## Task description:
Pull out every line of the listing below where "formulation" appears.

━━━━━━━━━━━━━━━━━━━━

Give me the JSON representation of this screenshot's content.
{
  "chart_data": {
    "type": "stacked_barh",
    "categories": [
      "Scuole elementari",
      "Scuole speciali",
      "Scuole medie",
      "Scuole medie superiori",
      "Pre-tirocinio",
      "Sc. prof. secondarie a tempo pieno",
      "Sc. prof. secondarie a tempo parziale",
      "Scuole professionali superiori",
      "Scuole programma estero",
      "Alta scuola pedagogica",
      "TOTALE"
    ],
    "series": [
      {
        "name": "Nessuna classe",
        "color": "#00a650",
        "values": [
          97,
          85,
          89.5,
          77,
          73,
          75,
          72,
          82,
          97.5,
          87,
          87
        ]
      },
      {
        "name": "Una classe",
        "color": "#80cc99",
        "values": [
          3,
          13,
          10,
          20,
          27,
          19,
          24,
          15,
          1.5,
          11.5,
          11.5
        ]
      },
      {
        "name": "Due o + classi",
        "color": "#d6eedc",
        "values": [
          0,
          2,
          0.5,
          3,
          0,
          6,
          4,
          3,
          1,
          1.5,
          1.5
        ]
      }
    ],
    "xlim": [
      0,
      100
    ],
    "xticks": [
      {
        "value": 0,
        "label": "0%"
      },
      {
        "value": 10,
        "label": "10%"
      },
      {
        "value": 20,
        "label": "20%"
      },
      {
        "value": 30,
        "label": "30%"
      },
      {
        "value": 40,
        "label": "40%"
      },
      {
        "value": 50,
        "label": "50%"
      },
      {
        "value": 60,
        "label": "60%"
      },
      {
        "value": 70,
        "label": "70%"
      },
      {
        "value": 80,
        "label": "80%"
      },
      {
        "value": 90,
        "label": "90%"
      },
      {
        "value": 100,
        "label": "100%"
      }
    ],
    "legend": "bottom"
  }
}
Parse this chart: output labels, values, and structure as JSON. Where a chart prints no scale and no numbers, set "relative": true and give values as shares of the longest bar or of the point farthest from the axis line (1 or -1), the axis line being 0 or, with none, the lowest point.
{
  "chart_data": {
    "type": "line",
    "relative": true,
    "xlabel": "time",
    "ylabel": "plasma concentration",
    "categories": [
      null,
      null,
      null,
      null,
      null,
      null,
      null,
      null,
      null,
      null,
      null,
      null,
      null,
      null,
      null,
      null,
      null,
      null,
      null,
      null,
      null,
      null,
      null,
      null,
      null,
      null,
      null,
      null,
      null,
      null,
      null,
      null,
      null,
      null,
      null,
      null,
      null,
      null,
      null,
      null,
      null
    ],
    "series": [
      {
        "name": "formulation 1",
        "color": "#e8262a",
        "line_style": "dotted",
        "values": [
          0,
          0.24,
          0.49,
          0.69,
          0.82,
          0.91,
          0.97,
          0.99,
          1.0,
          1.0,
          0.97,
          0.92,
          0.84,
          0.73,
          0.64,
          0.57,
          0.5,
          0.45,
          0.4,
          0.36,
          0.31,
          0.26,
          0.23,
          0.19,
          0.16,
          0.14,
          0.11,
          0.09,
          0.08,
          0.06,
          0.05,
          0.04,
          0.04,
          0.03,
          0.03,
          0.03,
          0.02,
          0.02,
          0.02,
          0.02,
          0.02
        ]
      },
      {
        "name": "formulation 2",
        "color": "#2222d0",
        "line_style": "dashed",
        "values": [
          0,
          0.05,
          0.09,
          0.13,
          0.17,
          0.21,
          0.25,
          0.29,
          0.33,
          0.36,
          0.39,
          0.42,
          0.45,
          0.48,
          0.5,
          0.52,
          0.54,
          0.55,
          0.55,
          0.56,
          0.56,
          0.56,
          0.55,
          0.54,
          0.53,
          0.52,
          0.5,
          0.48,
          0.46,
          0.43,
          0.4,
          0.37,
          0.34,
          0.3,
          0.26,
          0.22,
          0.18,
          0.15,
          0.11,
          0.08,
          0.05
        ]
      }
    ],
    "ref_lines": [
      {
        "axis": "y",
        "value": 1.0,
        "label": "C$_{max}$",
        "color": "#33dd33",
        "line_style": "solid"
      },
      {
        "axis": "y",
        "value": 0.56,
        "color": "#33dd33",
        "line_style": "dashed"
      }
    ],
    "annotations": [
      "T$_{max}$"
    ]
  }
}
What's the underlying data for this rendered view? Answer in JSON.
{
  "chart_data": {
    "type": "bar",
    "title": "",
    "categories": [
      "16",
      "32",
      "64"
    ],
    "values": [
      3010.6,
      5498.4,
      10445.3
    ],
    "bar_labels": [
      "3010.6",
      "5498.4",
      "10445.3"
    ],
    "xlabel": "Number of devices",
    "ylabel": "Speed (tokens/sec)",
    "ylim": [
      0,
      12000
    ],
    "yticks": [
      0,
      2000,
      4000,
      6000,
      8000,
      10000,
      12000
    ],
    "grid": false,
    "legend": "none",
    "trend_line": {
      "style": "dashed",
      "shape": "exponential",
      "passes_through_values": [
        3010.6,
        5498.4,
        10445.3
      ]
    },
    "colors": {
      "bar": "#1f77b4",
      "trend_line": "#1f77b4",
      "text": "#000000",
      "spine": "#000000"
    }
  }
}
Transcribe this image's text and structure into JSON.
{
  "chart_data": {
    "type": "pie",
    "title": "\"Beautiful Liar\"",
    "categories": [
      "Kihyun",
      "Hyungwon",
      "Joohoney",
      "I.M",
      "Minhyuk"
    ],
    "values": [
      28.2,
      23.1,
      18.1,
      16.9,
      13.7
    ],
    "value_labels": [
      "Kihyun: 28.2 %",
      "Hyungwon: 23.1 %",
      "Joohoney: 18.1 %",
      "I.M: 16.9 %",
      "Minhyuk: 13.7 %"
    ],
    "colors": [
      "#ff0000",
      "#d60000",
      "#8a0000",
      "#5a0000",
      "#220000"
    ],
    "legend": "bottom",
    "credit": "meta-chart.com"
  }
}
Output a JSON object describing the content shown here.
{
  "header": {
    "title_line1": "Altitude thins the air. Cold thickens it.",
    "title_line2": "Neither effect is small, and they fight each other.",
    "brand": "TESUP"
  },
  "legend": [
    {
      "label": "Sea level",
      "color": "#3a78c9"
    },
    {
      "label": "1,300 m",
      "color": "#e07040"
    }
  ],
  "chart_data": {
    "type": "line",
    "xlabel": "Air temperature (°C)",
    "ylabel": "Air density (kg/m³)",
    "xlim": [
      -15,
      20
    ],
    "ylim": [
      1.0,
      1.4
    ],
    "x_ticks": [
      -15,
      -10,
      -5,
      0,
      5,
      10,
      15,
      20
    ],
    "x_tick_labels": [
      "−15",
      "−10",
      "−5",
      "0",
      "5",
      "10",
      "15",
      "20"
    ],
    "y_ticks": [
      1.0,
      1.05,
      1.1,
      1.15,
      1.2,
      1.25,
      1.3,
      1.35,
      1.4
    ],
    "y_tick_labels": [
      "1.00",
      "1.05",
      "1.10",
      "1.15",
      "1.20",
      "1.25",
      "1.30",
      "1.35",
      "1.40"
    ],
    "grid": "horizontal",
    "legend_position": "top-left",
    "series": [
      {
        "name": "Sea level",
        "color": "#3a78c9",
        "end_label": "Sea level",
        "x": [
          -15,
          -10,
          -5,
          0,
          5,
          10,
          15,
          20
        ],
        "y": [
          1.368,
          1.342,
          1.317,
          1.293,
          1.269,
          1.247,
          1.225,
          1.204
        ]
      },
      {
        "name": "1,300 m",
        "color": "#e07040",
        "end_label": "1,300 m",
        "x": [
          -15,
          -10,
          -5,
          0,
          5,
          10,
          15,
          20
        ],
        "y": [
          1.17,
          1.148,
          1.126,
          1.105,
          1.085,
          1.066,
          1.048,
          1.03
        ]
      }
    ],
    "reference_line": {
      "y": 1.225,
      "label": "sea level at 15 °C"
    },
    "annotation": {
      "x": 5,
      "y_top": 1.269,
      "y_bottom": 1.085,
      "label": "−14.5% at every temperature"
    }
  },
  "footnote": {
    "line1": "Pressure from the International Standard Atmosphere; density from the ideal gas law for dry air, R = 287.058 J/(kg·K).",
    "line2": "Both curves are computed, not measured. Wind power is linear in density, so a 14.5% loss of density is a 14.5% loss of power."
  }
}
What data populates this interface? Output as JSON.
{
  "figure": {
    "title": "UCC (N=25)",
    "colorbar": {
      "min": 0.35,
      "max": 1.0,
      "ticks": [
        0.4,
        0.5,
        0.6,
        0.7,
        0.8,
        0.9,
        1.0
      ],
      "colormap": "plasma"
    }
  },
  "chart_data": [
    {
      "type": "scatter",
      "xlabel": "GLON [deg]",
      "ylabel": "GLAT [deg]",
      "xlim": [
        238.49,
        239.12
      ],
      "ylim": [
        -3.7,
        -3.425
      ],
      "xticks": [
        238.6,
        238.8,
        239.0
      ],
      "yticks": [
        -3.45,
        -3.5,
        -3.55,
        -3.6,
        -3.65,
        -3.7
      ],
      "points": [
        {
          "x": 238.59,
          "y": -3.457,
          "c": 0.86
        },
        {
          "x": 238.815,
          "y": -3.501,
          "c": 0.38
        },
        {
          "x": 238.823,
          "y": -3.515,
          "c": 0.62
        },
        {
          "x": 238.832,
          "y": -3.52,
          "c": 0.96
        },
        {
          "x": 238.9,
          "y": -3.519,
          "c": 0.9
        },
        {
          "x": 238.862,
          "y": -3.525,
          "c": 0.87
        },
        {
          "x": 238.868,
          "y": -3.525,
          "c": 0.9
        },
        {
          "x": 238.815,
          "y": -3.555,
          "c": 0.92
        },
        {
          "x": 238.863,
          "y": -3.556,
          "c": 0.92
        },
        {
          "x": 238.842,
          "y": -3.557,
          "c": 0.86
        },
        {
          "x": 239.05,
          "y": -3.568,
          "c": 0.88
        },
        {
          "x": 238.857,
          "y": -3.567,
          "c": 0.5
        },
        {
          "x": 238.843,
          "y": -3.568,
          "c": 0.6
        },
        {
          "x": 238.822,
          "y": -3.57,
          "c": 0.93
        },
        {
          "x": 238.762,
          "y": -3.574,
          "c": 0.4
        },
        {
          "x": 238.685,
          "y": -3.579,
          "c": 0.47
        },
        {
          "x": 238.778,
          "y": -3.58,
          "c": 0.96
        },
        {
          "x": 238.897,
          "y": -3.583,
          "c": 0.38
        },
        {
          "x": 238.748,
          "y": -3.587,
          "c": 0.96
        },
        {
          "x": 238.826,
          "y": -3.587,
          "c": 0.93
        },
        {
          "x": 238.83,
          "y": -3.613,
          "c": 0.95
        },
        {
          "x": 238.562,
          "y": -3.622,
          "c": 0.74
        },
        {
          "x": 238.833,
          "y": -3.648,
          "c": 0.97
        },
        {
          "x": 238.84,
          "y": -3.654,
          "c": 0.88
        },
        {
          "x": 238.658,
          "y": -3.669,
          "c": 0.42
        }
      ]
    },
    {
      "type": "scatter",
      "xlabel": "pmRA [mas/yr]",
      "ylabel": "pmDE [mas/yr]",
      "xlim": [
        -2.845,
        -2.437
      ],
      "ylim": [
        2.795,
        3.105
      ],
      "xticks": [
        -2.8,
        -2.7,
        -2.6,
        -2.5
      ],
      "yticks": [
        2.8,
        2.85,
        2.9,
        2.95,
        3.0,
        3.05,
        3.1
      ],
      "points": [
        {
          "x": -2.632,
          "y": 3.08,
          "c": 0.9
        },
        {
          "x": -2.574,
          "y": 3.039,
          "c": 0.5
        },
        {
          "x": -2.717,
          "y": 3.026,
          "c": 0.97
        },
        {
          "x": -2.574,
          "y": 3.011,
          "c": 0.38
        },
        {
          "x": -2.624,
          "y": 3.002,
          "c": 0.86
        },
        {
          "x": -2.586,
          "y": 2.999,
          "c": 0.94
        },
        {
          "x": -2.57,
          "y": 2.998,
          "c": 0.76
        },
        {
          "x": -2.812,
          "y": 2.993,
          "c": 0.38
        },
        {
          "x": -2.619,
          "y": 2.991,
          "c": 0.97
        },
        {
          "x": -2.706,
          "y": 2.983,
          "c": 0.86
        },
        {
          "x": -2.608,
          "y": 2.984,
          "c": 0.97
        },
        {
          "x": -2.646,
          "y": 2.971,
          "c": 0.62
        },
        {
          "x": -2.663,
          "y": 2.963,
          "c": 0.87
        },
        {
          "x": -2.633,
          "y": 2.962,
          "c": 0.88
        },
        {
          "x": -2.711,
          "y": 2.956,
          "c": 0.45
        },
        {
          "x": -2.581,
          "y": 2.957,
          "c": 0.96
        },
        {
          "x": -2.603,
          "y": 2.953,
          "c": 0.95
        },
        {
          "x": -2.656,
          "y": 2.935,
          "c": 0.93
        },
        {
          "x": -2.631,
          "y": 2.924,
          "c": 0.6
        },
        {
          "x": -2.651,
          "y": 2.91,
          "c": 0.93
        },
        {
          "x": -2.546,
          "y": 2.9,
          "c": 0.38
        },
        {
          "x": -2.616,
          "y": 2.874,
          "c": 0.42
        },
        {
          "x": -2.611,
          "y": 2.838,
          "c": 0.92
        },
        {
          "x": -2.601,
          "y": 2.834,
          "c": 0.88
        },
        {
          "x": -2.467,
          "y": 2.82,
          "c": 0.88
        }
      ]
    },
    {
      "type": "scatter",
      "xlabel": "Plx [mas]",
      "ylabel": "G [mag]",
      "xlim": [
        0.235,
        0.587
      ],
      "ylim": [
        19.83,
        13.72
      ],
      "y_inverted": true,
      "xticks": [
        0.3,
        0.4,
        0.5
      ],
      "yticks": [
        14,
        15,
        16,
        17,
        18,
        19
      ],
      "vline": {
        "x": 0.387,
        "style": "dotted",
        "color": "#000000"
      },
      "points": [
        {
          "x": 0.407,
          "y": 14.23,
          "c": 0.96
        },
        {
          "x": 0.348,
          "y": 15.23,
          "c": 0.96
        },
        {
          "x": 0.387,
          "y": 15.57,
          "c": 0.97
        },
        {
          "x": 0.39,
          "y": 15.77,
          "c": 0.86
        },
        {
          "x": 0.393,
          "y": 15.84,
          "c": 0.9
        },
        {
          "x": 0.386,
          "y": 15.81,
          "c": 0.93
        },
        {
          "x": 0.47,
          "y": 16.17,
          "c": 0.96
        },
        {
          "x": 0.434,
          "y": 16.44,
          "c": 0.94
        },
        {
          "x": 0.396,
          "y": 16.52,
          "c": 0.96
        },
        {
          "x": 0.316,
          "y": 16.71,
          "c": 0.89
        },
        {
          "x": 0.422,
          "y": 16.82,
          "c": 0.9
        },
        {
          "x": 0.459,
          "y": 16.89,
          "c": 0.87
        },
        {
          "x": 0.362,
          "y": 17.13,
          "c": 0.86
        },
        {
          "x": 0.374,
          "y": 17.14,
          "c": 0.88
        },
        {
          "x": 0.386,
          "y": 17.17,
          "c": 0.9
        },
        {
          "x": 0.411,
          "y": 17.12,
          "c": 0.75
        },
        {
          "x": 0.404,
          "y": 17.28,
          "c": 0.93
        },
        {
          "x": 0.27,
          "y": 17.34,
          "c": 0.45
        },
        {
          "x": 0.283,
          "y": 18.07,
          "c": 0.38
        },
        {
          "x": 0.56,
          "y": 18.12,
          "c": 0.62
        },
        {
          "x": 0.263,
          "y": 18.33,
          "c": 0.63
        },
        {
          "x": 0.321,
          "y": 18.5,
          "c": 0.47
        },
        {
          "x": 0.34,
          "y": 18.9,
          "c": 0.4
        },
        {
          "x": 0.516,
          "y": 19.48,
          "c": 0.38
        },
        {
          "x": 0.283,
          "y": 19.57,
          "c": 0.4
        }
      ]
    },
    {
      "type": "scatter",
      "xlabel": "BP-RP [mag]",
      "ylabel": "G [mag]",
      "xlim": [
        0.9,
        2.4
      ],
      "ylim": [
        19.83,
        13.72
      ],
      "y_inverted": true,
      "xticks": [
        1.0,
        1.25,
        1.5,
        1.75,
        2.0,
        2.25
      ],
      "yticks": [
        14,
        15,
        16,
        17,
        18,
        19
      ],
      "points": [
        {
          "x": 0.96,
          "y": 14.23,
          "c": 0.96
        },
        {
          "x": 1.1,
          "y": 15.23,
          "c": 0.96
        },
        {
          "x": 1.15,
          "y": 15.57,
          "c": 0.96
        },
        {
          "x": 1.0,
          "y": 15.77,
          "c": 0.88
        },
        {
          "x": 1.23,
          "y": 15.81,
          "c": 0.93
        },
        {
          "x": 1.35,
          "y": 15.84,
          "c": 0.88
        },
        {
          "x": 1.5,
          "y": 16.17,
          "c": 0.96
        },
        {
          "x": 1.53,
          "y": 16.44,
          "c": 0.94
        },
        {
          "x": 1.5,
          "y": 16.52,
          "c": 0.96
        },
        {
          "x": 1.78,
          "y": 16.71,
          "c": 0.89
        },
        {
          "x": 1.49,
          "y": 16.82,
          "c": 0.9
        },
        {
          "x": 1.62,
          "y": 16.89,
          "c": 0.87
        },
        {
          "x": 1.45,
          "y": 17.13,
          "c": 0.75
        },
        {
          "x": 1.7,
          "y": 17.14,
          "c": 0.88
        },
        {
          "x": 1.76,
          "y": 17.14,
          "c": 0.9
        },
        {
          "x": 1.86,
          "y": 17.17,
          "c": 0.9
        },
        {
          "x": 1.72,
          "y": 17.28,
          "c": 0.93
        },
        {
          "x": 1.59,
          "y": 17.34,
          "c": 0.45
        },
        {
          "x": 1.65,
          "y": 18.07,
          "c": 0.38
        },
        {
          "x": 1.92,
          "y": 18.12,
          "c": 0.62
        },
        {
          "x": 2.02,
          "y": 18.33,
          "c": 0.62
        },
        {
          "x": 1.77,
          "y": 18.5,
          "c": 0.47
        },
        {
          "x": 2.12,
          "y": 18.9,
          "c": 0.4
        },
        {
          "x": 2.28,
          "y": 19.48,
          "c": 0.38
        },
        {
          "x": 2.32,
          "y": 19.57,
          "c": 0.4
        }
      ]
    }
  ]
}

━━━━━━━━━━━━━━━━━━━━

## Finished exercise:
        "name": "formulation 1",
        "name": "formulation 2",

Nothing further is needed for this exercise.